:: Input material ::
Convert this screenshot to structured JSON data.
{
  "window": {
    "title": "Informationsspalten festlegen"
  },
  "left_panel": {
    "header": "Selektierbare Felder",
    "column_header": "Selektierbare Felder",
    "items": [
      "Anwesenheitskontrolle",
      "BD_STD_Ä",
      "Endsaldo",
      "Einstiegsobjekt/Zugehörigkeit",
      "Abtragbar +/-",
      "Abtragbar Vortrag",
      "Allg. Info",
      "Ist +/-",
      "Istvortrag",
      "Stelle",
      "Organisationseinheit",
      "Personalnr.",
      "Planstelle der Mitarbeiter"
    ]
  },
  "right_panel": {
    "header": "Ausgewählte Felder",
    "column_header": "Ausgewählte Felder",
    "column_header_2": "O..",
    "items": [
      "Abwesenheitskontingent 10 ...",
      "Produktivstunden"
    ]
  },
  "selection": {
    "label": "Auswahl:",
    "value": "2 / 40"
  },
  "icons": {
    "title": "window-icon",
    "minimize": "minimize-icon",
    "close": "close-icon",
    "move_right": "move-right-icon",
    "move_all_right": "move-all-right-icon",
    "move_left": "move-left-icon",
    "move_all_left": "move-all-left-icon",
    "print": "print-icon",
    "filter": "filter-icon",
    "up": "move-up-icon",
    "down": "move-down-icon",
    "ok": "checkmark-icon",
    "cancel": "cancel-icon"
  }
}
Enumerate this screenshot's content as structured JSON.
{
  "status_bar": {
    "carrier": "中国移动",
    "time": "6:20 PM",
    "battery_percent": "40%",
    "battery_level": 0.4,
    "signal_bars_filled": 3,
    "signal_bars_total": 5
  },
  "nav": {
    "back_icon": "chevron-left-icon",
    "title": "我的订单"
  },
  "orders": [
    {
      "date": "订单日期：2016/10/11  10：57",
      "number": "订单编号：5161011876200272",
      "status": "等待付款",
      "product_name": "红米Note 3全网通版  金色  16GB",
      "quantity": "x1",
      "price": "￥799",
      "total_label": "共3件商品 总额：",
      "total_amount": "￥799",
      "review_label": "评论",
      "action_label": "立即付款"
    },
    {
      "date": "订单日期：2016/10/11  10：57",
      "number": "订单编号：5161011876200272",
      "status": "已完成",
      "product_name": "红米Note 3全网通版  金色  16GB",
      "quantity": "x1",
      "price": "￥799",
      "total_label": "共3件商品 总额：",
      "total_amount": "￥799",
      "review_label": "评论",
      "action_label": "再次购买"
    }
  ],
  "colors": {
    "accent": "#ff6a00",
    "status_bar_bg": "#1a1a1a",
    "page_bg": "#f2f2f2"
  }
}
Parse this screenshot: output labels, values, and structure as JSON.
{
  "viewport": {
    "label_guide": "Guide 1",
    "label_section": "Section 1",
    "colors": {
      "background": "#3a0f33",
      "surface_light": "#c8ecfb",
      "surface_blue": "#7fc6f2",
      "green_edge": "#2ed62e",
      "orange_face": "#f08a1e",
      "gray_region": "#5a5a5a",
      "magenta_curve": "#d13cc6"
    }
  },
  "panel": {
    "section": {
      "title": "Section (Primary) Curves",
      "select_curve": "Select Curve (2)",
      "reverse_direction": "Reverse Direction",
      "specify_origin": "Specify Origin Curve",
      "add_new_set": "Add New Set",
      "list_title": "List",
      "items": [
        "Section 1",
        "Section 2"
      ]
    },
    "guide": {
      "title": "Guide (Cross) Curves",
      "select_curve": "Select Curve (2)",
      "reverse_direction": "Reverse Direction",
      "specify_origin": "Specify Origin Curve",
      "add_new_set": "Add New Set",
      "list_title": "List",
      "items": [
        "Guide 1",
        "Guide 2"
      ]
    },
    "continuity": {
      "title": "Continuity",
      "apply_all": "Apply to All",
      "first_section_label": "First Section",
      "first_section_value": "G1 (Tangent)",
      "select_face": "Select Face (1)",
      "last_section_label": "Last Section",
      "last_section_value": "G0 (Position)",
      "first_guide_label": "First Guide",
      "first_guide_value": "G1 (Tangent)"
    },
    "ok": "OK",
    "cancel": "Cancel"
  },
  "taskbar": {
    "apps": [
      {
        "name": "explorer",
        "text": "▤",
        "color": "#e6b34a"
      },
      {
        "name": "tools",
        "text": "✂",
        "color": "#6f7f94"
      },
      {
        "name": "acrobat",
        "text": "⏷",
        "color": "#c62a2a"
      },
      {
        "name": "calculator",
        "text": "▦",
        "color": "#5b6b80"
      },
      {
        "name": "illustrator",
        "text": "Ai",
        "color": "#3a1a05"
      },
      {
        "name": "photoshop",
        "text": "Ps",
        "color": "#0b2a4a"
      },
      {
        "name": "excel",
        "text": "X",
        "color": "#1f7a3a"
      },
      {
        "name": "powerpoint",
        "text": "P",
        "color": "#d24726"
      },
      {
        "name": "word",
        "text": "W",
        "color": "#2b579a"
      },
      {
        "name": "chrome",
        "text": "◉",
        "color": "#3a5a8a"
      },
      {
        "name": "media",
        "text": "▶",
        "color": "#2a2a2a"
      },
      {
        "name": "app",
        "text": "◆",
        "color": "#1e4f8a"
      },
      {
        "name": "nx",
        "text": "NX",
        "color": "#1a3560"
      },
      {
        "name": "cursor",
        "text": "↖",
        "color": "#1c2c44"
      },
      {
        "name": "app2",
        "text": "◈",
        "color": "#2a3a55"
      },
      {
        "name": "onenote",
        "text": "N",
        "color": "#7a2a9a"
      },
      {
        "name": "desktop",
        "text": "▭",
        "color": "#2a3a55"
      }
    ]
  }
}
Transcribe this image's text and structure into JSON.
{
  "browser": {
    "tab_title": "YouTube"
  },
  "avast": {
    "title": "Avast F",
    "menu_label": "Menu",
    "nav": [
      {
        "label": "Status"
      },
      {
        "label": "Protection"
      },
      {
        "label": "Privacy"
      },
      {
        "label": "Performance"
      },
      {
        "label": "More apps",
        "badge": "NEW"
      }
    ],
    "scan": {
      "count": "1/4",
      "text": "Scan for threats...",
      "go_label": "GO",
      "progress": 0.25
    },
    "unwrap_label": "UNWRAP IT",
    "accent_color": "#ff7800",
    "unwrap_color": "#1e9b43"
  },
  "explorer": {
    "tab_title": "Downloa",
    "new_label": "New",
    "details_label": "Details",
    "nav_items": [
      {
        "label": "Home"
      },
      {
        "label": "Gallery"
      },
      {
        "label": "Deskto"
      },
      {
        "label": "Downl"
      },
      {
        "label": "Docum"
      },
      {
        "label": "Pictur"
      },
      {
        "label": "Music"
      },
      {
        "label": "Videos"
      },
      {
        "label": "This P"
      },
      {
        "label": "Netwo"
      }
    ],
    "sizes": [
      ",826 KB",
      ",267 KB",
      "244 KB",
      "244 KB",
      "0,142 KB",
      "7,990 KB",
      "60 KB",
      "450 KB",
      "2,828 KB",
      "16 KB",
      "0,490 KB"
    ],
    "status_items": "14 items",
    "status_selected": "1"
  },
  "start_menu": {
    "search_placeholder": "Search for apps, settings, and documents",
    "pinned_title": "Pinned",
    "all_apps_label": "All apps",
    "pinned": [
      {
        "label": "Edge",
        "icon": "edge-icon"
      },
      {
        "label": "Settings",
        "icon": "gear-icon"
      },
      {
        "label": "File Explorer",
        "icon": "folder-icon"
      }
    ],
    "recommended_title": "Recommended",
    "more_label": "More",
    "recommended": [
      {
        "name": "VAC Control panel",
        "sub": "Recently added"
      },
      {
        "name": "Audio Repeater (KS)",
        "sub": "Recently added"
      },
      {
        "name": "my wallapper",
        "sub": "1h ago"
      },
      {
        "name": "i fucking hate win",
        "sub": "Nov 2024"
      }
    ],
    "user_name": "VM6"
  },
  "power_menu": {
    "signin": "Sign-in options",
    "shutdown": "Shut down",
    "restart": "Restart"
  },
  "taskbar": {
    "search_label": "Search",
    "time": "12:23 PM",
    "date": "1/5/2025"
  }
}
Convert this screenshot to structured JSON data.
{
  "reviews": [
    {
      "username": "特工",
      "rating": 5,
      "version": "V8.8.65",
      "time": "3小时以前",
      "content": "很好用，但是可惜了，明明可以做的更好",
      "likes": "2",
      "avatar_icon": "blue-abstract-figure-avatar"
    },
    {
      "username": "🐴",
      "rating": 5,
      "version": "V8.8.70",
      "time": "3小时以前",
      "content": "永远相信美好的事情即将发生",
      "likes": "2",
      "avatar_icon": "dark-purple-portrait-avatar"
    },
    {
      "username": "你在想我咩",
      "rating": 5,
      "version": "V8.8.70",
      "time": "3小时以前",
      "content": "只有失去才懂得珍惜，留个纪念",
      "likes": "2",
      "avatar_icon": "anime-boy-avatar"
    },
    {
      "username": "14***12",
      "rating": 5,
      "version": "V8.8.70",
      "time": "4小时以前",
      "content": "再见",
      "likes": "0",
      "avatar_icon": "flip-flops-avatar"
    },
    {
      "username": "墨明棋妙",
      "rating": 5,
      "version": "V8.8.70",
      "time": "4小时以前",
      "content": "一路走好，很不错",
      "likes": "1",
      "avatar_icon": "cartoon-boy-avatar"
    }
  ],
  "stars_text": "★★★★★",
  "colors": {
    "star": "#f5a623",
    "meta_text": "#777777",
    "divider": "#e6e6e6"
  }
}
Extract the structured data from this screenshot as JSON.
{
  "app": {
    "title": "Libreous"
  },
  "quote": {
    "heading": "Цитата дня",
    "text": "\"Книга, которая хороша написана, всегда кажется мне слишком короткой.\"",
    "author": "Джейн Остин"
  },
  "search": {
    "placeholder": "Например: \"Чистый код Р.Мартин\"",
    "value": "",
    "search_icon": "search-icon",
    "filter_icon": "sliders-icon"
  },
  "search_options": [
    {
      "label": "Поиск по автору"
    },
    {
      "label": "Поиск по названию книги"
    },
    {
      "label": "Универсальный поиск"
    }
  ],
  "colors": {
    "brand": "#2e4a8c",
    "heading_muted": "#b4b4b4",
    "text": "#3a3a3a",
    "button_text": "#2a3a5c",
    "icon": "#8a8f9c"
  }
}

:: Task requirements ::
Look through the entries and find each line that has the string "content". Copy those lines.

:: Solution for this task ::
Enumerate this screenshot's content as structured JSON.
      "content": "很好用，但是可惜了，明明可以做的更好",
      "content": "永远相信美好的事情即将发生",
      "content": "只有失去才懂得珍惜，留个纪念",
      "content": "再见",
      "content": "一路走好，很不错",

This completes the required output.